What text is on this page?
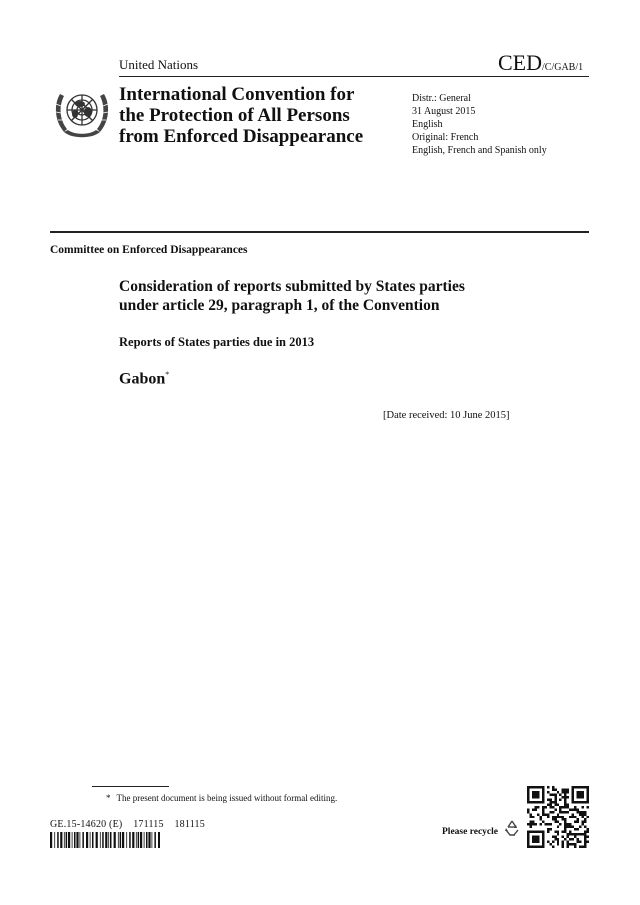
United Nations	CED/C/GAB/1
International Convention for
the Protection of All Persons
from Enforced Disappearance
Distr.: General
31 August 2015
English
Original: French
English, French and Spanish only
Committee on Enforced Disappearances
Consideration of reports submitted by States parties
under article 29, paragraph 1, of the Convention
Reports of States parties due in 2013
Gabon*
[Date received: 10 June 2015]
* The present document is being issued without formal editing.
GE.15-14620 (E)    171115    181115
Please recycle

- - - - - - -

TASK PROMPT
Write out each line of the data exactly; the images should be left out.

ANSWER TO THE EXERCISE
What text is on this page?
United Nations	CED/C/GAB/1
International Convention for
the Protection of All Persons
from Enforced Disappearance
Distr.: General
31 August 2015
English
Original: French
English, French and Spanish only
Committee on Enforced Disappearances
Consideration of reports submitted by States parties
under article 29, paragraph 1, of the Convention
Reports of States parties due in 2013
Gabon*
[Date received: 10 June 2015]
* The present document is being issued without formal editing.
GE.15-14620 (E)    171115    181115
Please recycle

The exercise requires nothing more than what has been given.